Collected data entries>
>> Start

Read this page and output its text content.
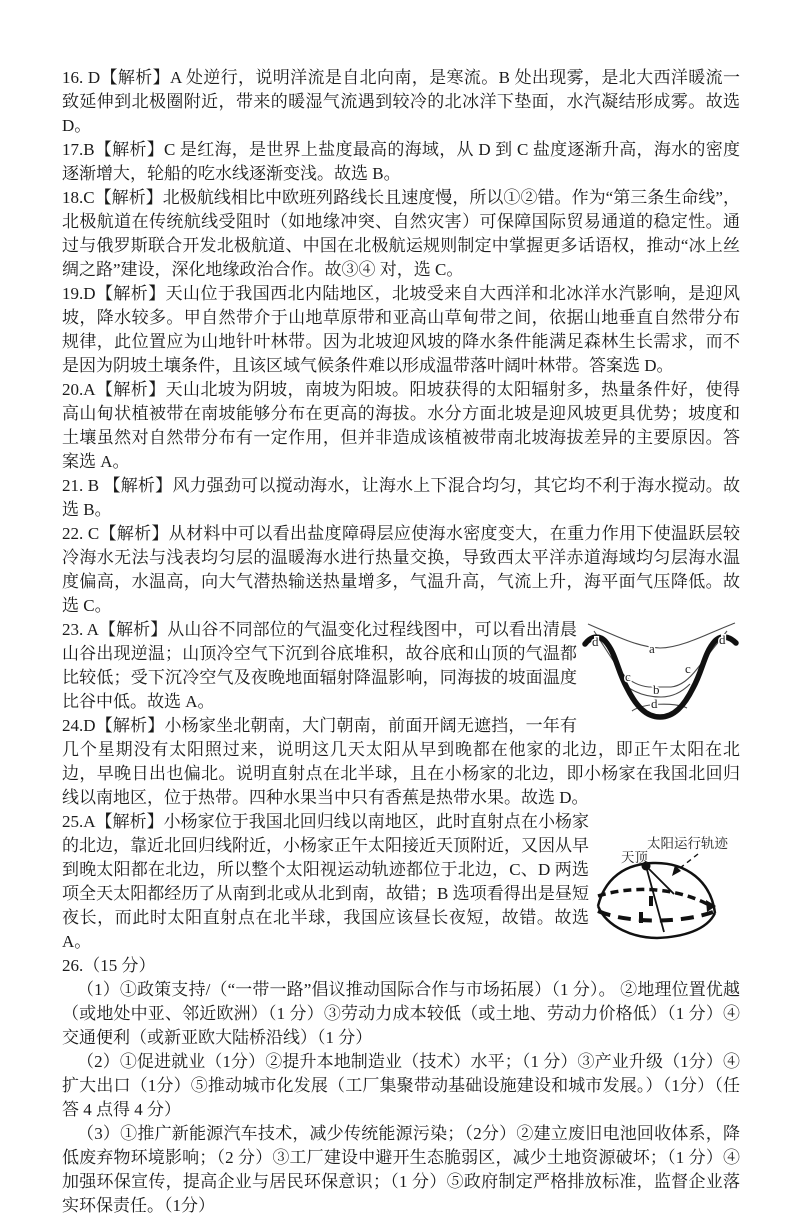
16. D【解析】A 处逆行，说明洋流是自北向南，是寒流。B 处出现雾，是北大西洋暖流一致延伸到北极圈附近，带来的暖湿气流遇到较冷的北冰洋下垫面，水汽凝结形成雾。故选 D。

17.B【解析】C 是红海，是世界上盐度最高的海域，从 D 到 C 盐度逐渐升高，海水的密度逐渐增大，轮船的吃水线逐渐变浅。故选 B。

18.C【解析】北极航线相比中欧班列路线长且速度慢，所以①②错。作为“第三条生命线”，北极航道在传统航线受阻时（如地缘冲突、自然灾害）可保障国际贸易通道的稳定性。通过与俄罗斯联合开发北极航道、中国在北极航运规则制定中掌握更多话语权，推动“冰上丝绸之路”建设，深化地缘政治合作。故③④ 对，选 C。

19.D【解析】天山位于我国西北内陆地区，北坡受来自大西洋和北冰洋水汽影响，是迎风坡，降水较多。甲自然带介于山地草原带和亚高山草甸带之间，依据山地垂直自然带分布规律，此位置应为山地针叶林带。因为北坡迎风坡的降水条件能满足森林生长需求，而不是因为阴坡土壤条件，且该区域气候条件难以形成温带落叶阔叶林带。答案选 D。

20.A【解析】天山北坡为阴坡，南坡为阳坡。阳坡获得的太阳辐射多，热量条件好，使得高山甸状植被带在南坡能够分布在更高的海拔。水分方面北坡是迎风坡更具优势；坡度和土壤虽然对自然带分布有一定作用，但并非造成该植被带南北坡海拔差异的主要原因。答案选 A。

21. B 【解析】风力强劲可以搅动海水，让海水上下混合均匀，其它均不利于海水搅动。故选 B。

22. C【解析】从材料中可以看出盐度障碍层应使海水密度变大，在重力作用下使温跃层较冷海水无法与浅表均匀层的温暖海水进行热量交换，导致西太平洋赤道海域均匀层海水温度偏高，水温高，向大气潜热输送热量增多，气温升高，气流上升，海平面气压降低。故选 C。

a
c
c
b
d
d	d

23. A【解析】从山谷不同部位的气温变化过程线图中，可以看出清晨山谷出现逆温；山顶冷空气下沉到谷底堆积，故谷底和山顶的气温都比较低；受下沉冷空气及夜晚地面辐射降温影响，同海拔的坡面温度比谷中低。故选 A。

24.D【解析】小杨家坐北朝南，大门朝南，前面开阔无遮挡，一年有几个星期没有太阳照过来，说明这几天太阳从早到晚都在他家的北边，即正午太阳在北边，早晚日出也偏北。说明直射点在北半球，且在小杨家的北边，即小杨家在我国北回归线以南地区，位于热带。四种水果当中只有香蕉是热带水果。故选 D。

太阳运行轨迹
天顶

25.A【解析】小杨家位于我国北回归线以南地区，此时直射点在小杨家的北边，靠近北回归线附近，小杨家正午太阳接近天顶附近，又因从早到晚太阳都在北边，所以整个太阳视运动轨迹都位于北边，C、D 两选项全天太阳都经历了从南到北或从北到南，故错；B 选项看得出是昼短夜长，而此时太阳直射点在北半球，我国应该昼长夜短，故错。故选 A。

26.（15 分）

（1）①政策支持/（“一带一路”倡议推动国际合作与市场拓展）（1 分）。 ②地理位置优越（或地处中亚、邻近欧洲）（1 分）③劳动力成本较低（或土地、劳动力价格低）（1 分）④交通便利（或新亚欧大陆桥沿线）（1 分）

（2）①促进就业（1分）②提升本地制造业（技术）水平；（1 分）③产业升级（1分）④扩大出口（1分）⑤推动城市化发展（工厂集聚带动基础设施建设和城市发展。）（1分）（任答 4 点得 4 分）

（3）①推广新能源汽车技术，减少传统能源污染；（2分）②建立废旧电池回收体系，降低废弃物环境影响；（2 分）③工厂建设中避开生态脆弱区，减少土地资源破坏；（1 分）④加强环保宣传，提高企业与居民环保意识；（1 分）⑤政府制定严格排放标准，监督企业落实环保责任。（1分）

>> End

What to produce> Leave out the pictures and output every record above precisely as given.

Answer in full>
Read this page and output its text content.
16. D【解析】A 处逆行，说明洋流是自北向南，是寒流。B 处出现雾，是北大西洋暖流一致延伸到北极圈附近，带来的暖湿气流遇到较冷的北冰洋下垫面，水汽凝结形成雾。故选 D。

17.B【解析】C 是红海，是世界上盐度最高的海域，从 D 到 C 盐度逐渐升高，海水的密度逐渐增大，轮船的吃水线逐渐变浅。故选 B。

18.C【解析】北极航线相比中欧班列路线长且速度慢，所以①②错。作为“第三条生命线”，北极航道在传统航线受阻时（如地缘冲突、自然灾害）可保障国际贸易通道的稳定性。通过与俄罗斯联合开发北极航道、中国在北极航运规则制定中掌握更多话语权，推动“冰上丝绸之路”建设，深化地缘政治合作。故③④ 对，选 C。

19.D【解析】天山位于我国西北内陆地区，北坡受来自大西洋和北冰洋水汽影响，是迎风坡，降水较多。甲自然带介于山地草原带和亚高山草甸带之间，依据山地垂直自然带分布规律，此位置应为山地针叶林带。因为北坡迎风坡的降水条件能满足森林生长需求，而不是因为阴坡土壤条件，且该区域气候条件难以形成温带落叶阔叶林带。答案选 D。

20.A【解析】天山北坡为阴坡，南坡为阳坡。阳坡获得的太阳辐射多，热量条件好，使得高山甸状植被带在南坡能够分布在更高的海拔。水分方面北坡是迎风坡更具优势；坡度和土壤虽然对自然带分布有一定作用，但并非造成该植被带南北坡海拔差异的主要原因。答案选 A。

21. B 【解析】风力强劲可以搅动海水，让海水上下混合均匀，其它均不利于海水搅动。故选 B。

22. C【解析】从材料中可以看出盐度障碍层应使海水密度变大，在重力作用下使温跃层较冷海水无法与浅表均匀层的温暖海水进行热量交换，导致西太平洋赤道海域均匀层海水温度偏高，水温高，向大气潜热输送热量增多，气温升高，气流上升，海平面气压降低。故选 C。

a
c
c
b
d
d	d

23. A【解析】从山谷不同部位的气温变化过程线图中，可以看出清晨山谷出现逆温；山顶冷空气下沉到谷底堆积，故谷底和山顶的气温都比较低；受下沉冷空气及夜晚地面辐射降温影响，同海拔的坡面温度比谷中低。故选 A。

24.D【解析】小杨家坐北朝南，大门朝南，前面开阔无遮挡，一年有几个星期没有太阳照过来，说明这几天太阳从早到晚都在他家的北边，即正午太阳在北边，早晚日出也偏北。说明直射点在北半球，且在小杨家的北边，即小杨家在我国北回归线以南地区，位于热带。四种水果当中只有香蕉是热带水果。故选 D。

太阳运行轨迹
天顶

25.A【解析】小杨家位于我国北回归线以南地区，此时直射点在小杨家的北边，靠近北回归线附近，小杨家正午太阳接近天顶附近，又因从早到晚太阳都在北边，所以整个太阳视运动轨迹都位于北边，C、D 两选项全天太阳都经历了从南到北或从北到南，故错；B 选项看得出是昼短夜长，而此时太阳直射点在北半球，我国应该昼长夜短，故错。故选 A。

26.（15 分）

（1）①政策支持/（“一带一路”倡议推动国际合作与市场拓展）（1 分）。 ②地理位置优越（或地处中亚、邻近欧洲）（1 分）③劳动力成本较低（或土地、劳动力价格低）（1 分）④交通便利（或新亚欧大陆桥沿线）（1 分）

（2）①促进就业（1分）②提升本地制造业（技术）水平；（1 分）③产业升级（1分）④扩大出口（1分）⑤推动城市化发展（工厂集聚带动基础设施建设和城市发展。）（1分）（任答 4 点得 4 分）

（3）①推广新能源汽车技术，减少传统能源污染；（2分）②建立废旧电池回收体系，降低废弃物环境影响；（2 分）③工厂建设中避开生态脆弱区，减少土地资源破坏；（1 分）④加强环保宣传，提高企业与居民环保意识；（1 分）⑤政府制定严格排放标准，监督企业落实环保责任。（1分）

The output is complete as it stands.